**Directions**
Go through the records and extract every line with the word "Website".

**Record excerpts**
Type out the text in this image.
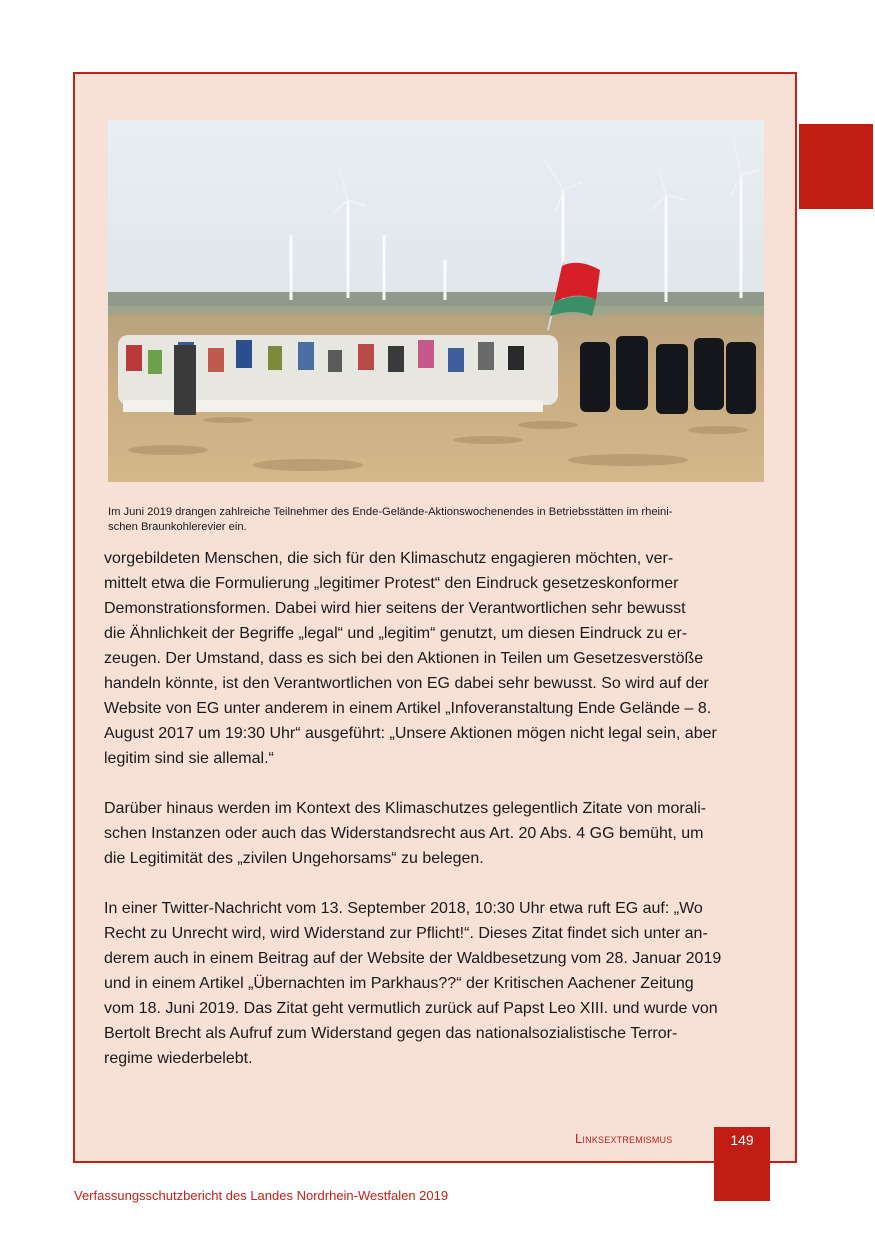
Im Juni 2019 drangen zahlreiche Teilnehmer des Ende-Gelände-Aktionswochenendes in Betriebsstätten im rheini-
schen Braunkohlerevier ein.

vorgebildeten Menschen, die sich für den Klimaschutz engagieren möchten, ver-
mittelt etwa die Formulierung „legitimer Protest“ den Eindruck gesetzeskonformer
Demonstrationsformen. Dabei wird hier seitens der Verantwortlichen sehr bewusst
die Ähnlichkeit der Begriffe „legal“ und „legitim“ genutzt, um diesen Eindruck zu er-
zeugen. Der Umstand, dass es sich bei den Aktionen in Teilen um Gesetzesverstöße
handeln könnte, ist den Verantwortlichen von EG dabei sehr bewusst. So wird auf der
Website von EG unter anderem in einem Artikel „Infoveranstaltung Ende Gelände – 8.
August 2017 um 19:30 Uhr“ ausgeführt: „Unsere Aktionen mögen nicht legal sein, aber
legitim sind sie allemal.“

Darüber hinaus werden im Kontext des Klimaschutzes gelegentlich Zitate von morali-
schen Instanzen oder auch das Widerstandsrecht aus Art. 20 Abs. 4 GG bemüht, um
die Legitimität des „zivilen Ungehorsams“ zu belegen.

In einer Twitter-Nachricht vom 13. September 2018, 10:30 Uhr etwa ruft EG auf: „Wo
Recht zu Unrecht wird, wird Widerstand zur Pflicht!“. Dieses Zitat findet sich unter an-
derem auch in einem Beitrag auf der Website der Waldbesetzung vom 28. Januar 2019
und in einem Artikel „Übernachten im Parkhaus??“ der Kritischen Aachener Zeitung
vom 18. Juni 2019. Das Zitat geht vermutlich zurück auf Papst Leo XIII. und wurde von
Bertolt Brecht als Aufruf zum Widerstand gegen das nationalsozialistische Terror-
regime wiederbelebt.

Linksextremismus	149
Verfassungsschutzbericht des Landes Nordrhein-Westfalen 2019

* * *

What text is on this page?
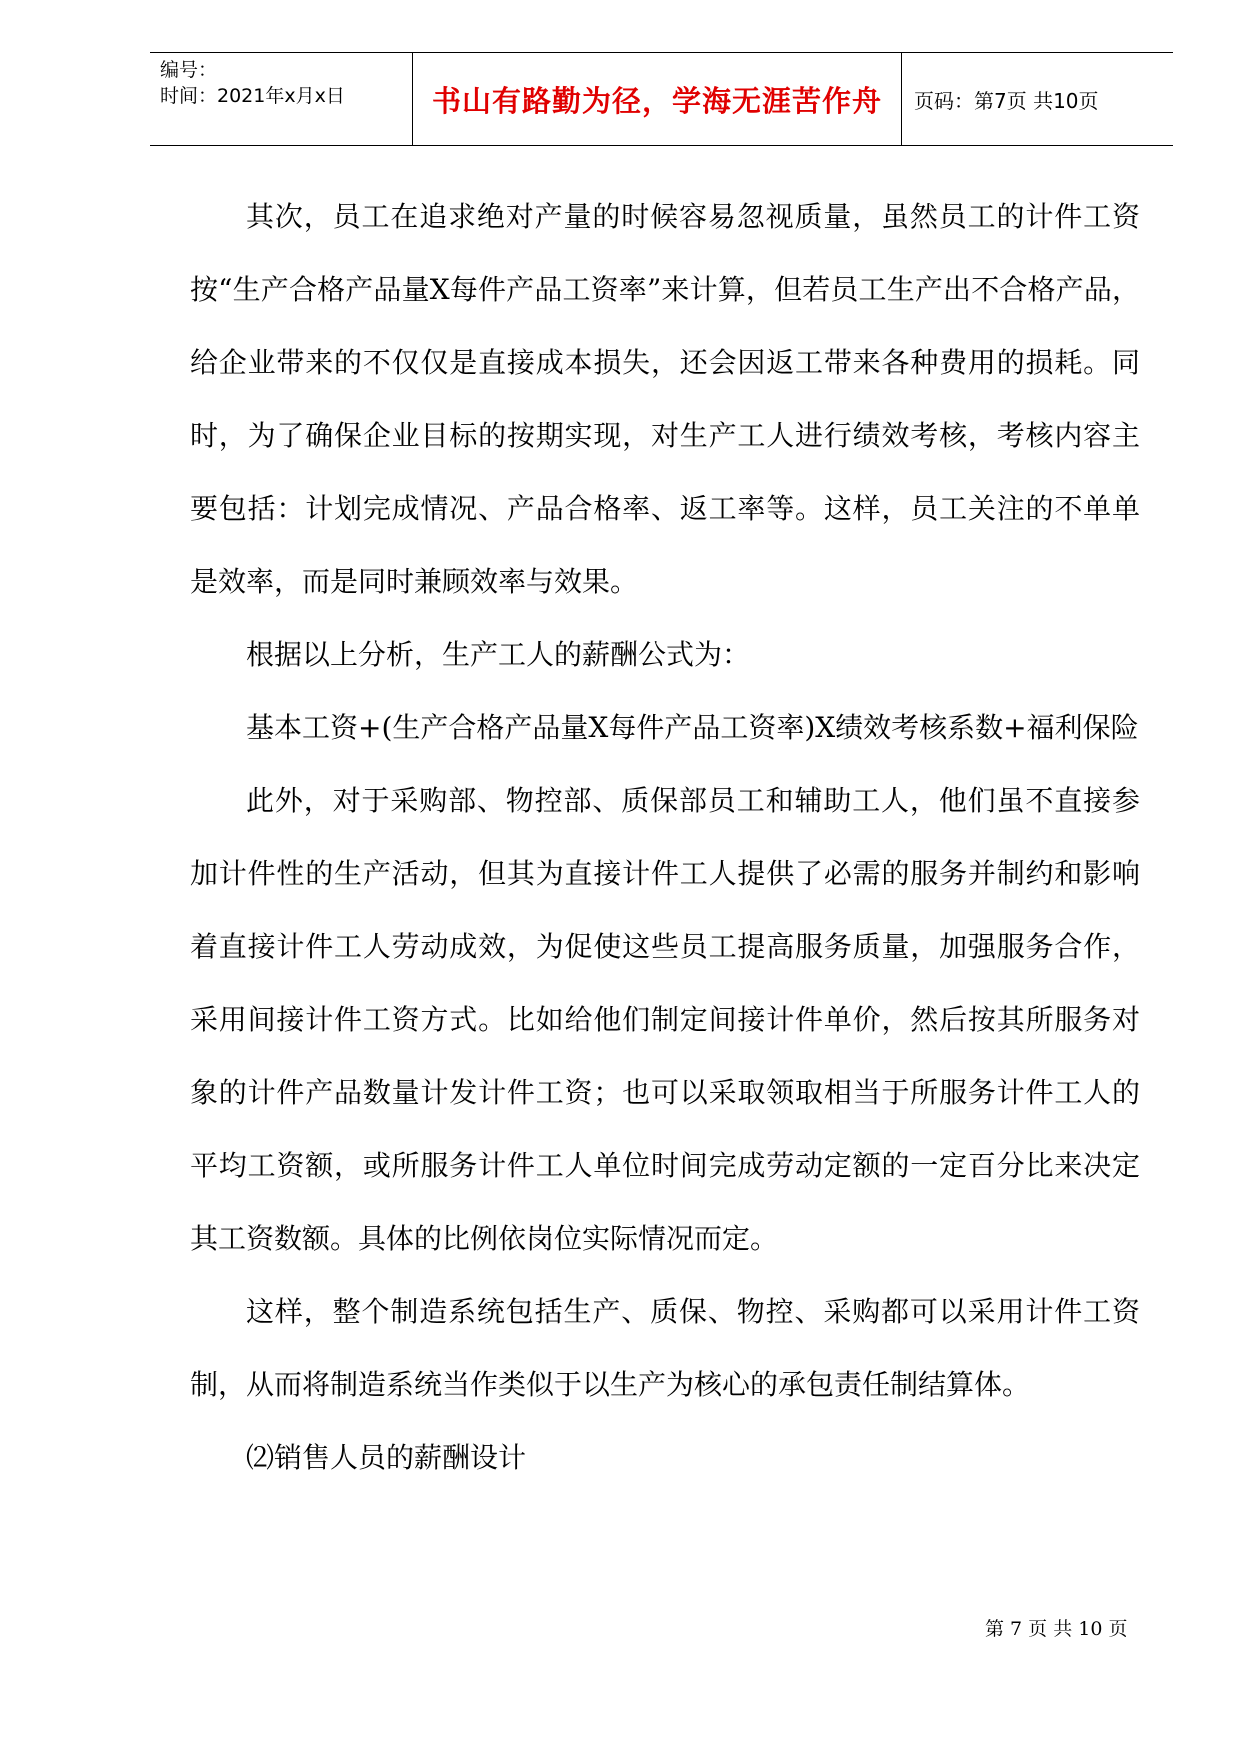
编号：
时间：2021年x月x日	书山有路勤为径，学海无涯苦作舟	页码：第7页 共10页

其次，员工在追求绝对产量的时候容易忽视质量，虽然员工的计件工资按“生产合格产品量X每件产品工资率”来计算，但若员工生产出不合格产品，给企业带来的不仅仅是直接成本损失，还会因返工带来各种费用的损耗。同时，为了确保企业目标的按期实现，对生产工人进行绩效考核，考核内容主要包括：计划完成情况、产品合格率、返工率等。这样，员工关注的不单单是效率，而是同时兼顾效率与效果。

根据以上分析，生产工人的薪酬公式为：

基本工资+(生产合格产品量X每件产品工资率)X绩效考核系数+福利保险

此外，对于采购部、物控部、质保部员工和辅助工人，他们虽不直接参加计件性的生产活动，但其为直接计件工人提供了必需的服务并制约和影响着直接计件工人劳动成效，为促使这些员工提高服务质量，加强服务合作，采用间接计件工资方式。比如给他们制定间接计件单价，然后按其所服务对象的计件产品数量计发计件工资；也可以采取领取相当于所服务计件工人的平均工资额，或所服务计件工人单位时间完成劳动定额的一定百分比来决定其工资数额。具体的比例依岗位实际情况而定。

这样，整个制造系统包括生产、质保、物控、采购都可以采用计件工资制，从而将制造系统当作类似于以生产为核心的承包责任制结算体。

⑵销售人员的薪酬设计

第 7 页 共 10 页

**Completed exercise**
Website von EG unter anderem in einem Artikel „Infoveranstaltung Ende Gelände – 8.
derem auch in einem Beitrag auf der Website der Waldbesetzung vom 28. Januar 2019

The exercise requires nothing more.